TASK TO COMPLETE: Reply with one number only, the count of lines holding the string "form".
───
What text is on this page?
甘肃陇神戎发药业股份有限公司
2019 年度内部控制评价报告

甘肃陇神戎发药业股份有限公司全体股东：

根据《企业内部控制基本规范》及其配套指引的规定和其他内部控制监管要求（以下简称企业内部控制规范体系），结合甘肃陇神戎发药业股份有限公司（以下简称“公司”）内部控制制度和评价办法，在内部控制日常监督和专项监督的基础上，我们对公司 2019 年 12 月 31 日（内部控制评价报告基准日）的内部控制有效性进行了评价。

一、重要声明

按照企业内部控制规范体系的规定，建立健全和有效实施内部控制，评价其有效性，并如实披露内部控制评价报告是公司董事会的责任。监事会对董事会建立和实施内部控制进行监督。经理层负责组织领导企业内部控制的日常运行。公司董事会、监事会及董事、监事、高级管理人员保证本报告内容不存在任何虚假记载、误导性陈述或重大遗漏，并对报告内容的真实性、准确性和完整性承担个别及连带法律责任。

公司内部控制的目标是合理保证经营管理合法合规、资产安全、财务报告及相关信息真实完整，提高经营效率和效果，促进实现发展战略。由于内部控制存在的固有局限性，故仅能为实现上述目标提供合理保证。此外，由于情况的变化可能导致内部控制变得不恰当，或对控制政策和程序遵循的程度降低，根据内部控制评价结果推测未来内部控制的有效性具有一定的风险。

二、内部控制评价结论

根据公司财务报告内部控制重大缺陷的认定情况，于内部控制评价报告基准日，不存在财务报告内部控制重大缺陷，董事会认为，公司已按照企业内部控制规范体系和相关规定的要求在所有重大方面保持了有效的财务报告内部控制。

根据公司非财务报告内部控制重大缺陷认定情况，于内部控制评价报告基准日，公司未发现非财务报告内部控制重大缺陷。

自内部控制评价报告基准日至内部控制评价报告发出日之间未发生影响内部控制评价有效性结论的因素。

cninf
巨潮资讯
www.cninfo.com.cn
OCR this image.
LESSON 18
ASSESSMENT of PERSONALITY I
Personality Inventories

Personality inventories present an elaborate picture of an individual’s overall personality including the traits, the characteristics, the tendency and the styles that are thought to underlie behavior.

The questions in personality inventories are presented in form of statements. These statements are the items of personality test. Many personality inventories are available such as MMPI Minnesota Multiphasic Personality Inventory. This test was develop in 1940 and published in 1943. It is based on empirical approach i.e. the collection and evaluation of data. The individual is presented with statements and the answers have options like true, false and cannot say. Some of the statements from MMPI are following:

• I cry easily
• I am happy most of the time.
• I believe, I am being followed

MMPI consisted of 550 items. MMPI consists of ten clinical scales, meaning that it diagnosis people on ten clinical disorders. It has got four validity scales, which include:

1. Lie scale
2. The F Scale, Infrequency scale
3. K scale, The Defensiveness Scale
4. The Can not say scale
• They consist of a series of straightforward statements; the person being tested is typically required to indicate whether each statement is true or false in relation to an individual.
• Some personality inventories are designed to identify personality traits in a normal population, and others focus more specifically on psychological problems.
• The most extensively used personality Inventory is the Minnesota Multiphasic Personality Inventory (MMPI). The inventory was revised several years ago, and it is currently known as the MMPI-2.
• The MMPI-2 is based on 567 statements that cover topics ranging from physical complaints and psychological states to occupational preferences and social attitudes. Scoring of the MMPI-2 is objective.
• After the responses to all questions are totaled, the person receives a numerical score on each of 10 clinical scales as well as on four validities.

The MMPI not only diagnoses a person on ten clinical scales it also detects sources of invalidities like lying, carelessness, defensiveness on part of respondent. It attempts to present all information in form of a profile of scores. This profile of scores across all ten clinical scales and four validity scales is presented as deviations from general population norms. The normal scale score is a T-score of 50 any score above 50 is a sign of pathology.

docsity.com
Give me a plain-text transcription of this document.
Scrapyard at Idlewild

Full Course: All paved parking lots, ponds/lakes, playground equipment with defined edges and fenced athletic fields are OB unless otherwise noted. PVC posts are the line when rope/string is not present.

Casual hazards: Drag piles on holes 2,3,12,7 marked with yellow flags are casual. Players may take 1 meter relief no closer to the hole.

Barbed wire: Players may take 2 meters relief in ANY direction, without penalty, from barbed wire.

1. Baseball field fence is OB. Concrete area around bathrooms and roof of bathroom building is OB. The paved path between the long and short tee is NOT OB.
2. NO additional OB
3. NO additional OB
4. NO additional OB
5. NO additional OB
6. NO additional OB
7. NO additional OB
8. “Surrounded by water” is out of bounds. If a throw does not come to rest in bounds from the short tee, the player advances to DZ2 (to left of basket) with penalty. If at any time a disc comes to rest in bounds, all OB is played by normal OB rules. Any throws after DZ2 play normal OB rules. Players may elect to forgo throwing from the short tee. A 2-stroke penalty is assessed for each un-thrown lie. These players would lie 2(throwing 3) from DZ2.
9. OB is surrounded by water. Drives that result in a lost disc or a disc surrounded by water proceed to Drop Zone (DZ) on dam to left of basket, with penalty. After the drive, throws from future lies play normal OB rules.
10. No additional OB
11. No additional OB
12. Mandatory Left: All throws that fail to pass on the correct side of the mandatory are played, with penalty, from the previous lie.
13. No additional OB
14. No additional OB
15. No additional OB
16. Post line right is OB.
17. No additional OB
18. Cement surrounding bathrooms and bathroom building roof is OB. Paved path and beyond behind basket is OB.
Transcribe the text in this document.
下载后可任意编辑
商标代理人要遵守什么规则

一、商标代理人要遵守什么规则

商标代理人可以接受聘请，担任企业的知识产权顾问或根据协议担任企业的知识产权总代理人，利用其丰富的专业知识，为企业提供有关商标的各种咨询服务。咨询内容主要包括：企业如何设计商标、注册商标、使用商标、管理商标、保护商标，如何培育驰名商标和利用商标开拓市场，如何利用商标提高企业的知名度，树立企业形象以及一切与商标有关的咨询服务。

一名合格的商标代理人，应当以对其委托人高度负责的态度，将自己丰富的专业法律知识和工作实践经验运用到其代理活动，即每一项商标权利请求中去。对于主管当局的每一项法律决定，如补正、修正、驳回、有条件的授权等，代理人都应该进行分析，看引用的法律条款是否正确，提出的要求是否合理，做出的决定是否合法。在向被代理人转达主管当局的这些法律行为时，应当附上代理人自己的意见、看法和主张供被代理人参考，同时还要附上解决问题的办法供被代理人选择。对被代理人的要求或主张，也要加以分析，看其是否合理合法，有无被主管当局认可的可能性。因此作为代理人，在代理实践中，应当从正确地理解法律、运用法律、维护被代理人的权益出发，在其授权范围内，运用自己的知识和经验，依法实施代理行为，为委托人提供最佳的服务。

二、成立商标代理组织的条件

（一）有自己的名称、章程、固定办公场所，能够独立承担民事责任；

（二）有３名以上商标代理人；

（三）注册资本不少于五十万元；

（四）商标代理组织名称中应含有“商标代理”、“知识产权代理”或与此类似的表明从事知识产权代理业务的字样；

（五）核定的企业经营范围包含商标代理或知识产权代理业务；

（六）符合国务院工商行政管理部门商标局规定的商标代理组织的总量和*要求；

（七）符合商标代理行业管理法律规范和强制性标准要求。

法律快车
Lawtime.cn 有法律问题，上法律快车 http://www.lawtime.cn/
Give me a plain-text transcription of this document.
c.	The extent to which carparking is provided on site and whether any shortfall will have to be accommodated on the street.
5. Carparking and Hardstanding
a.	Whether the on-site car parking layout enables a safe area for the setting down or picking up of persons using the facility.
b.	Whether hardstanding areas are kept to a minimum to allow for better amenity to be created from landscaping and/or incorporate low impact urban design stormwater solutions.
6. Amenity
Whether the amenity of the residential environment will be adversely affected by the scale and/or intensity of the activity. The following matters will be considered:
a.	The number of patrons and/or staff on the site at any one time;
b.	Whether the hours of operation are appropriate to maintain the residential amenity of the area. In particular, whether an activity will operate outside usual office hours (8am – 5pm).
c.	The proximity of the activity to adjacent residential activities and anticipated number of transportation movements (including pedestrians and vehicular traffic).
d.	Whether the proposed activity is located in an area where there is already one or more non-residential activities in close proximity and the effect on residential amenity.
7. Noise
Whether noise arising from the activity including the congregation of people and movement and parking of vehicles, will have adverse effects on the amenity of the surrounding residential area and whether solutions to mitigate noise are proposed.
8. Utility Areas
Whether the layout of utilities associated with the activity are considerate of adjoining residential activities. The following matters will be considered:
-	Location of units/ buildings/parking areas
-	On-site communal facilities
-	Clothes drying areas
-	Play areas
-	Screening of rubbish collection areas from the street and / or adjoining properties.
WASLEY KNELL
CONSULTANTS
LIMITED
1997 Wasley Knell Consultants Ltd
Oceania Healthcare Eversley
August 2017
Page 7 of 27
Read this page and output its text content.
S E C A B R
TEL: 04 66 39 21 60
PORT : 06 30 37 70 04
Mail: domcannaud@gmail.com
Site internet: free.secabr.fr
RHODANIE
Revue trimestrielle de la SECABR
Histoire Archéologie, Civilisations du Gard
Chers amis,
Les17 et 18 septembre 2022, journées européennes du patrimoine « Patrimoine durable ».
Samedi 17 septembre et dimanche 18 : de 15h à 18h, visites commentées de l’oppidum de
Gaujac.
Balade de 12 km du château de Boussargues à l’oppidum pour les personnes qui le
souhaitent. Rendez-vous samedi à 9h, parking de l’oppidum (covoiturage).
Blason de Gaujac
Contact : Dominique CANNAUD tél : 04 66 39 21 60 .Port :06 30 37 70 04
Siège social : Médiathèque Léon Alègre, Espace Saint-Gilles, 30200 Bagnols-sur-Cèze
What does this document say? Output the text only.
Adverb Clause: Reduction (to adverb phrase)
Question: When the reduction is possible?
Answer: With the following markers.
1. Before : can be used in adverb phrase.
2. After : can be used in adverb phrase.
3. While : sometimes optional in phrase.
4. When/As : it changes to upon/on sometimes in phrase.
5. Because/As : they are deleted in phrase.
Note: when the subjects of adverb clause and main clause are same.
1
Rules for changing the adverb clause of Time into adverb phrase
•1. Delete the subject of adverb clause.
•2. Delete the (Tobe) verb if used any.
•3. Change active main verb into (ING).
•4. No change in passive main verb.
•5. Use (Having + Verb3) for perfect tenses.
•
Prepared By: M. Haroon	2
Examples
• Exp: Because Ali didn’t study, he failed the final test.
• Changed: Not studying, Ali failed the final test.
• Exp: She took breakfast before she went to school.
───
RESPONSE FOR THIS EXERCISE: 2